→ Your goal
Repeat the material below word for word and leave out all pictures.

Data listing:
---------------
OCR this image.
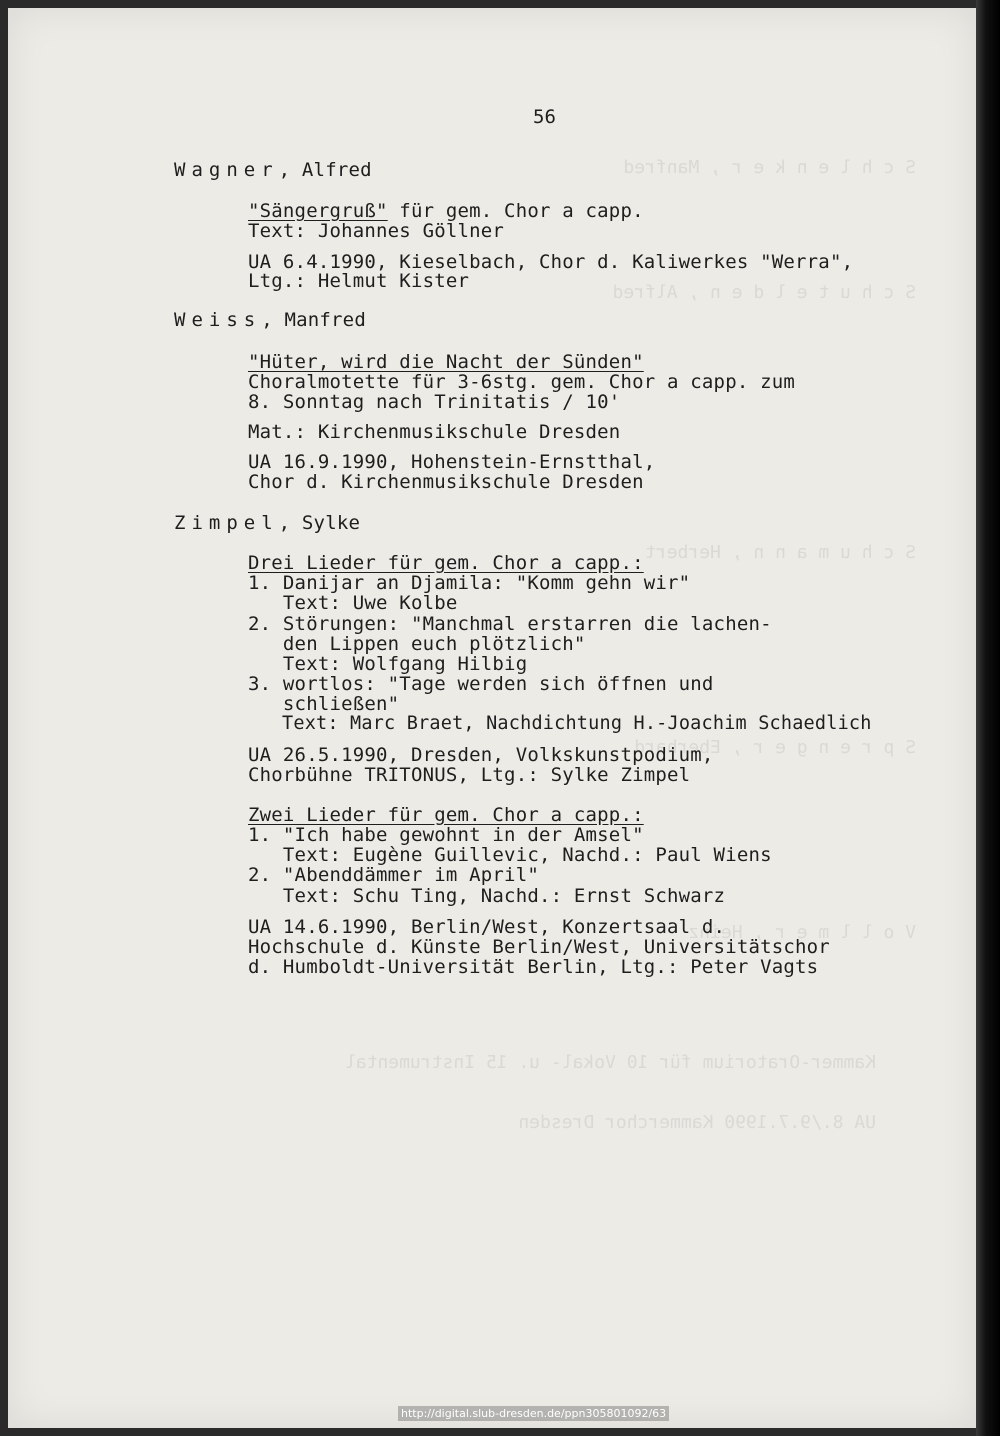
S c h l e n k e r , Manfred

S c h u t e l d e n , Alfred

S c h u m a n n , Herbert

S p r e n g e r , Eberhard

V o l l m e r , Heinz

Kammer-Oratorium für 10 Vokal- u. 15 Instrumental

UA 8./9.7.1990 Kammerchor Dresden

56
Wagner, Alfred
"Sängergruß" für gem. Chor a capp.
Text: Johannes Göllner
UA 6.4.1990, Kieselbach, Chor d. Kaliwerkes "Werra",
Ltg.: Helmut Kister
Weiss, Manfred
"Hüter, wird die Nacht der Sünden"
Choralmotette für 3-6stg. gem. Chor a capp. zum
8. Sonntag nach Trinitatis / 10'
Mat.: Kirchenmusikschule Dresden
UA 16.9.1990, Hohenstein-Ernstthal,
Chor d. Kirchenmusikschule Dresden
Zimpel, Sylke
Drei Lieder für gem. Chor a capp.:
1. Danijar an Djamila: "Komm gehn wir"
Text: Uwe Kolbe
2. Störungen: "Manchmal erstarren die lachen-
den Lippen euch plötzlich"
Text: Wolfgang Hilbig
3. wortlos: "Tage werden sich öffnen und
schließen"
Text: Marc Braet, Nachdichtung H.-Joachim Schaedlich
UA 26.5.1990, Dresden, Volkskunstpodium,
Chorbühne TRITONUS, Ltg.: Sylke Zimpel
Zwei Lieder für gem. Chor a capp.:
1. "Ich habe gewohnt in der Amsel"
Text: Eugène Guillevic, Nachd.: Paul Wiens
2. "Abenddämmer im April"
Text: Schu Ting, Nachd.: Ernst Schwarz
UA 14.6.1990, Berlin/West, Konzertsaal d.
Hochschule d. Künste Berlin/West, Universitätschor
d. Humboldt-Universität Berlin, Ltg.: Peter Vagts
http://digital.slub-dresden.de/ppn305801092/63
---------------
→ Answer to the task
OCR this image.
S c h l e n k e r , Manfred

S c h u t e l d e n , Alfred

S c h u m a n n , Herbert

S p r e n g e r , Eberhard

V o l l m e r , Heinz

Kammer-Oratorium für 10 Vokal- u. 15 Instrumental

UA 8./9.7.1990 Kammerchor Dresden

56
Wagner, Alfred
"Sängergruß" für gem. Chor a capp.
Text: Johannes Göllner
UA 6.4.1990, Kieselbach, Chor d. Kaliwerkes "Werra",
Ltg.: Helmut Kister
Weiss, Manfred
"Hüter, wird die Nacht der Sünden"
Choralmotette für 3-6stg. gem. Chor a capp. zum
8. Sonntag nach Trinitatis / 10'
Mat.: Kirchenmusikschule Dresden
UA 16.9.1990, Hohenstein-Ernstthal,
Chor d. Kirchenmusikschule Dresden
Zimpel, Sylke
Drei Lieder für gem. Chor a capp.:
1. Danijar an Djamila: "Komm gehn wir"
Text: Uwe Kolbe
2. Störungen: "Manchmal erstarren die lachen-
den Lippen euch plötzlich"
Text: Wolfgang Hilbig
3. wortlos: "Tage werden sich öffnen und
schließen"
Text: Marc Braet, Nachdichtung H.-Joachim Schaedlich
UA 26.5.1990, Dresden, Volkskunstpodium,
Chorbühne TRITONUS, Ltg.: Sylke Zimpel
Zwei Lieder für gem. Chor a capp.:
1. "Ich habe gewohnt in der Amsel"
Text: Eugène Guillevic, Nachd.: Paul Wiens
2. "Abenddämmer im April"
Text: Schu Ting, Nachd.: Ernst Schwarz
UA 14.6.1990, Berlin/West, Konzertsaal d.
Hochschule d. Künste Berlin/West, Universitätschor
d. Humboldt-Universität Berlin, Ltg.: Peter Vagts
http://digital.slub-dresden.de/ppn305801092/63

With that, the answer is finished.